## DATA SHOWN:

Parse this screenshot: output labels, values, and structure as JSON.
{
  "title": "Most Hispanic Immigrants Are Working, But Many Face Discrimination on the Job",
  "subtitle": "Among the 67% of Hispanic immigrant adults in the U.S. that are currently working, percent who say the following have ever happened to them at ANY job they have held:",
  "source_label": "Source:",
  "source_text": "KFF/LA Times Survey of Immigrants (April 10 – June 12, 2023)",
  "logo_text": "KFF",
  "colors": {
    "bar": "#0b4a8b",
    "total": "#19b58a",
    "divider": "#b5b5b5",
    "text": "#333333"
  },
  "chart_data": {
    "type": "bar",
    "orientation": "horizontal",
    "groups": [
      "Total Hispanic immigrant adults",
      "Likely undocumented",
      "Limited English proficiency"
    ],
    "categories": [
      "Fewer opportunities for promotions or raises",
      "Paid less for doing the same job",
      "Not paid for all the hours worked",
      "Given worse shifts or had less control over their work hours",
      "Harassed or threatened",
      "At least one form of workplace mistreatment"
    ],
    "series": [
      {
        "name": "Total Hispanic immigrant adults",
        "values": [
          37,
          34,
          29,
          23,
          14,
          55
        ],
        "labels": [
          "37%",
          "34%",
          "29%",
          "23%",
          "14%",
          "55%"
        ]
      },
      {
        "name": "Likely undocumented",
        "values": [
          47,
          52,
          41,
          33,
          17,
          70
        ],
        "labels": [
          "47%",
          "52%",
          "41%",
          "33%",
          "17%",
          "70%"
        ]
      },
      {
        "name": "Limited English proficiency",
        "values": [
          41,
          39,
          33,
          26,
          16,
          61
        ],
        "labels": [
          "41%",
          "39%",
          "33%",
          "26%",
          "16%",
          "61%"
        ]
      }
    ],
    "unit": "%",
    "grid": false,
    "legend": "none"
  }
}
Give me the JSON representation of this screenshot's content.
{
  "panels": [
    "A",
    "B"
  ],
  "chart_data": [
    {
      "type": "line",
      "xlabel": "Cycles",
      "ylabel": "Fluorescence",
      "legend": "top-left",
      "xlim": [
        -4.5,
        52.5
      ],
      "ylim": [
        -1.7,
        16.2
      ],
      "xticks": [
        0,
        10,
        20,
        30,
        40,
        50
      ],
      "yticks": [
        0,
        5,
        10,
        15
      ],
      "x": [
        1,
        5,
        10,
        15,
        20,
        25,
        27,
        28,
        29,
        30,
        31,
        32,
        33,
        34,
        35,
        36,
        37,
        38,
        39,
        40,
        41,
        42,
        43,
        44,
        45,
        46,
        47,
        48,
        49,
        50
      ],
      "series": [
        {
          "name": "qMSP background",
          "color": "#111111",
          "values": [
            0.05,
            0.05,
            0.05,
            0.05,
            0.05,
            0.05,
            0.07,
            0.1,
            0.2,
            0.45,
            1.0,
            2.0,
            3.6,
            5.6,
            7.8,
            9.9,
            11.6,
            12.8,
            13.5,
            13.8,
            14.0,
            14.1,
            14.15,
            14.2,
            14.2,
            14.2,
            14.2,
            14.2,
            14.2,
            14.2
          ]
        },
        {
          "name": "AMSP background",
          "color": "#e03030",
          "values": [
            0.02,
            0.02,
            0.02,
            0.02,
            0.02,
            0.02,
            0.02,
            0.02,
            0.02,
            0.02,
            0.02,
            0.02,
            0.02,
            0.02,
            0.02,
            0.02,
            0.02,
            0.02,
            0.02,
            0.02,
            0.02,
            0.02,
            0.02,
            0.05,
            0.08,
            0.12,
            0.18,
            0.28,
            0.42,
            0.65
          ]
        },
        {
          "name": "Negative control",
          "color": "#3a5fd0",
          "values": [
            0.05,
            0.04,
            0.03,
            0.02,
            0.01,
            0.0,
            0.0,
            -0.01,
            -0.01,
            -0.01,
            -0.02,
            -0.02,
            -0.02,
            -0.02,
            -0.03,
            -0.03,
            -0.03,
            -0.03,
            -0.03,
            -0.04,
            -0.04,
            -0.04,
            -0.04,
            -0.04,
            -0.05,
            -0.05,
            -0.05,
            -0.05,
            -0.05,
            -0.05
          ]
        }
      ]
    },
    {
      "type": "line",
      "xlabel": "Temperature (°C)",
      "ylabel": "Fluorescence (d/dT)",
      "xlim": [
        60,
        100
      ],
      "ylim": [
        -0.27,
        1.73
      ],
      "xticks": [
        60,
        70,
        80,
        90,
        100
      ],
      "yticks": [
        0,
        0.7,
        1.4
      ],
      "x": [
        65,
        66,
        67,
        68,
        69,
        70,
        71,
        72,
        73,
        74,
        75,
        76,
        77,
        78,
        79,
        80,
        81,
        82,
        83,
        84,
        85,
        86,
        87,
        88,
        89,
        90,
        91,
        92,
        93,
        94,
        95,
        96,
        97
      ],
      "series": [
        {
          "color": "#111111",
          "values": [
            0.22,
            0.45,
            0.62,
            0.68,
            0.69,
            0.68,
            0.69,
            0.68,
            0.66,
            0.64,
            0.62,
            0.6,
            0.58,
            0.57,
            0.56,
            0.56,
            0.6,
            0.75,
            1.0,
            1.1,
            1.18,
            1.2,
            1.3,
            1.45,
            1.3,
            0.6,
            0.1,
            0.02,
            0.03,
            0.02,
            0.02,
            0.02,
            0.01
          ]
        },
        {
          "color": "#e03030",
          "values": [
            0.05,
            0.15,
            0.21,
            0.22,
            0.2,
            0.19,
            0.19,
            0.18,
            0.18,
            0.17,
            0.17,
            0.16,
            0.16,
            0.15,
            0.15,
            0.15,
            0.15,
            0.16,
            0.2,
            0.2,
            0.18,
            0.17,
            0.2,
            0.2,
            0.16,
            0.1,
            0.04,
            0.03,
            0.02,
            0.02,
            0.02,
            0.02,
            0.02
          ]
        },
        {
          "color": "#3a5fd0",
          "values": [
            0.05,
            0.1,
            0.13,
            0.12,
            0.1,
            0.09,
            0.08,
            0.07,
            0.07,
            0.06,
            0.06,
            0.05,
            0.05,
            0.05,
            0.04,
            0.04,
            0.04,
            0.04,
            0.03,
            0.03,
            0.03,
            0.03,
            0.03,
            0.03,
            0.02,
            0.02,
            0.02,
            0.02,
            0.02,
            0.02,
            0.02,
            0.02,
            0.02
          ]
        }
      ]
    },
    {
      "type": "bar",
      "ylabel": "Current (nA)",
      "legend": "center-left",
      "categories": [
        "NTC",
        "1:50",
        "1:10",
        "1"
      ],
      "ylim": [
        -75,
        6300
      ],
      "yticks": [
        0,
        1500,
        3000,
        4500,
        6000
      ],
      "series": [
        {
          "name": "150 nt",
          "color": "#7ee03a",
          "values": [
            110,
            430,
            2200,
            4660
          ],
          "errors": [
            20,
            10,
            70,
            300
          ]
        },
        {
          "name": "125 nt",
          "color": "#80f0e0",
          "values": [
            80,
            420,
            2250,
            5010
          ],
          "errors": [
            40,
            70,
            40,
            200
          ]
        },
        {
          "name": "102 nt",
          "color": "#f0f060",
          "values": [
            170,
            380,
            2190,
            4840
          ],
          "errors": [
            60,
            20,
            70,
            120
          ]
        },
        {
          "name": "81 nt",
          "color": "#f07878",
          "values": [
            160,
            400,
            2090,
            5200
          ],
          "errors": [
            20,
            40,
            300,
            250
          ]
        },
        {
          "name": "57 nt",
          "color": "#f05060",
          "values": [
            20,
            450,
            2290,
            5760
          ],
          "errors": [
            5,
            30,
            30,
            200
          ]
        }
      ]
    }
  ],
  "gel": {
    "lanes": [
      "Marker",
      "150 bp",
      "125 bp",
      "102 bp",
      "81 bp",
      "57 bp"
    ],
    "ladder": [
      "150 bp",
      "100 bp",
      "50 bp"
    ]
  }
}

## WHAT IS NEEDED:
Print every entry exactly as it appears.

## RESULT FOR THIS TASK:
Parse this screenshot: output labels, values, and structure as JSON.
{
  "title": "Most Hispanic Immigrants Are Working, But Many Face Discrimination on the Job",
  "subtitle": "Among the 67% of Hispanic immigrant adults in the U.S. that are currently working, percent who say the following have ever happened to them at ANY job they have held:",
  "source_label": "Source:",
  "source_text": "KFF/LA Times Survey of Immigrants (April 10 – June 12, 2023)",
  "logo_text": "KFF",
  "colors": {
    "bar": "#0b4a8b",
    "total": "#19b58a",
    "divider": "#b5b5b5",
    "text": "#333333"
  },
  "chart_data": {
    "type": "bar",
    "orientation": "horizontal",
    "groups": [
      "Total Hispanic immigrant adults",
      "Likely undocumented",
      "Limited English proficiency"
    ],
    "categories": [
      "Fewer opportunities for promotions or raises",
      "Paid less for doing the same job",
      "Not paid for all the hours worked",
      "Given worse shifts or had less control over their work hours",
      "Harassed or threatened",
      "At least one form of workplace mistreatment"
    ],
    "series": [
      {
        "name": "Total Hispanic immigrant adults",
        "values": [
          37,
          34,
          29,
          23,
          14,
          55
        ],
        "labels": [
          "37%",
          "34%",
          "29%",
          "23%",
          "14%",
          "55%"
        ]
      },
      {
        "name": "Likely undocumented",
        "values": [
          47,
          52,
          41,
          33,
          17,
          70
        ],
        "labels": [
          "47%",
          "52%",
          "41%",
          "33%",
          "17%",
          "70%"
        ]
      },
      {
        "name": "Limited English proficiency",
        "values": [
          41,
          39,
          33,
          26,
          16,
          61
        ],
        "labels": [
          "41%",
          "39%",
          "33%",
          "26%",
          "16%",
          "61%"
        ]
      }
    ],
    "unit": "%",
    "grid": false,
    "legend": "none"
  }
}
Give me the JSON representation of this screenshot's content.
{
  "panels": [
    "A",
    "B"
  ],
  "chart_data": [
    {
      "type": "line",
      "xlabel": "Cycles",
      "ylabel": "Fluorescence",
      "legend": "top-left",
      "xlim": [
        -4.5,
        52.5
      ],
      "ylim": [
        -1.7,
        16.2
      ],
      "xticks": [
        0,
        10,
        20,
        30,
        40,
        50
      ],
      "yticks": [
        0,
        5,
        10,
        15
      ],
      "x": [
        1,
        5,
        10,
        15,
        20,
        25,
        27,
        28,
        29,
        30,
        31,
        32,
        33,
        34,
        35,
        36,
        37,
        38,
        39,
        40,
        41,
        42,
        43,
        44,
        45,
        46,
        47,
        48,
        49,
        50
      ],
      "series": [
        {
          "name": "qMSP background",
          "color": "#111111",
          "values": [
            0.05,
            0.05,
            0.05,
            0.05,
            0.05,
            0.05,
            0.07,
            0.1,
            0.2,
            0.45,
            1.0,
            2.0,
            3.6,
            5.6,
            7.8,
            9.9,
            11.6,
            12.8,
            13.5,
            13.8,
            14.0,
            14.1,
            14.15,
            14.2,
            14.2,
            14.2,
            14.2,
            14.2,
            14.2,
            14.2
          ]
        },
        {
          "name": "AMSP background",
          "color": "#e03030",
          "values": [
            0.02,
            0.02,
            0.02,
            0.02,
            0.02,
            0.02,
            0.02,
            0.02,
            0.02,
            0.02,
            0.02,
            0.02,
            0.02,
            0.02,
            0.02,
            0.02,
            0.02,
            0.02,
            0.02,
            0.02,
            0.02,
            0.02,
            0.02,
            0.05,
            0.08,
            0.12,
            0.18,
            0.28,
            0.42,
            0.65
          ]
        },
        {
          "name": "Negative control",
          "color": "#3a5fd0",
          "values": [
            0.05,
            0.04,
            0.03,
            0.02,
            0.01,
            0.0,
            0.0,
            -0.01,
            -0.01,
            -0.01,
            -0.02,
            -0.02,
            -0.02,
            -0.02,
            -0.03,
            -0.03,
            -0.03,
            -0.03,
            -0.03,
            -0.04,
            -0.04,
            -0.04,
            -0.04,
            -0.04,
            -0.05,
            -0.05,
            -0.05,
            -0.05,
            -0.05,
            -0.05
          ]
        }
      ]
    },
    {
      "type": "line",
      "xlabel": "Temperature (°C)",
      "ylabel": "Fluorescence (d/dT)",
      "xlim": [
        60,
        100
      ],
      "ylim": [
        -0.27,
        1.73
      ],
      "xticks": [
        60,
        70,
        80,
        90,
        100
      ],
      "yticks": [
        0,
        0.7,
        1.4
      ],
      "x": [
        65,
        66,
        67,
        68,
        69,
        70,
        71,
        72,
        73,
        74,
        75,
        76,
        77,
        78,
        79,
        80,
        81,
        82,
        83,
        84,
        85,
        86,
        87,
        88,
        89,
        90,
        91,
        92,
        93,
        94,
        95,
        96,
        97
      ],
      "series": [
        {
          "color": "#111111",
          "values": [
            0.22,
            0.45,
            0.62,
            0.68,
            0.69,
            0.68,
            0.69,
            0.68,
            0.66,
            0.64,
            0.62,
            0.6,
            0.58,
            0.57,
            0.56,
            0.56,
            0.6,
            0.75,
            1.0,
            1.1,
            1.18,
            1.2,
            1.3,
            1.45,
            1.3,
            0.6,
            0.1,
            0.02,
            0.03,
            0.02,
            0.02,
            0.02,
            0.01
          ]
        },
        {
          "color": "#e03030",
          "values": [
            0.05,
            0.15,
            0.21,
            0.22,
            0.2,
            0.19,
            0.19,
            0.18,
            0.18,
            0.17,
            0.17,
            0.16,
            0.16,
            0.15,
            0.15,
            0.15,
            0.15,
            0.16,
            0.2,
            0.2,
            0.18,
            0.17,
            0.2,
            0.2,
            0.16,
            0.1,
            0.04,
            0.03,
            0.02,
            0.02,
            0.02,
            0.02,
            0.02
          ]
        },
        {
          "color": "#3a5fd0",
          "values": [
            0.05,
            0.1,
            0.13,
            0.12,
            0.1,
            0.09,
            0.08,
            0.07,
            0.07,
            0.06,
            0.06,
            0.05,
            0.05,
            0.05,
            0.04,
            0.04,
            0.04,
            0.04,
            0.03,
            0.03,
            0.03,
            0.03,
            0.03,
            0.03,
            0.02,
            0.02,
            0.02,
            0.02,
            0.02,
            0.02,
            0.02,
            0.02,
            0.02
          ]
        }
      ]
    },
    {
      "type": "bar",
      "ylabel": "Current (nA)",
      "legend": "center-left",
      "categories": [
        "NTC",
        "1:50",
        "1:10",
        "1"
      ],
      "ylim": [
        -75,
        6300
      ],
      "yticks": [
        0,
        1500,
        3000,
        4500,
        6000
      ],
      "series": [
        {
          "name": "150 nt",
          "color": "#7ee03a",
          "values": [
            110,
            430,
            2200,
            4660
          ],
          "errors": [
            20,
            10,
            70,
            300
          ]
        },
        {
          "name": "125 nt",
          "color": "#80f0e0",
          "values": [
            80,
            420,
            2250,
            5010
          ],
          "errors": [
            40,
            70,
            40,
            200
          ]
        },
        {
          "name": "102 nt",
          "color": "#f0f060",
          "values": [
            170,
            380,
            2190,
            4840
          ],
          "errors": [
            60,
            20,
            70,
            120
          ]
        },
        {
          "name": "81 nt",
          "color": "#f07878",
          "values": [
            160,
            400,
            2090,
            5200
          ],
          "errors": [
            20,
            40,
            300,
            250
          ]
        },
        {
          "name": "57 nt",
          "color": "#f05060",
          "values": [
            20,
            450,
            2290,
            5760
          ],
          "errors": [
            5,
            30,
            30,
            200
          ]
        }
      ]
    }
  ],
  "gel": {
    "lanes": [
      "Marker",
      "150 bp",
      "125 bp",
      "102 bp",
      "81 bp",
      "57 bp"
    ],
    "ladder": [
      "150 bp",
      "100 bp",
      "50 bp"
    ]
  }
}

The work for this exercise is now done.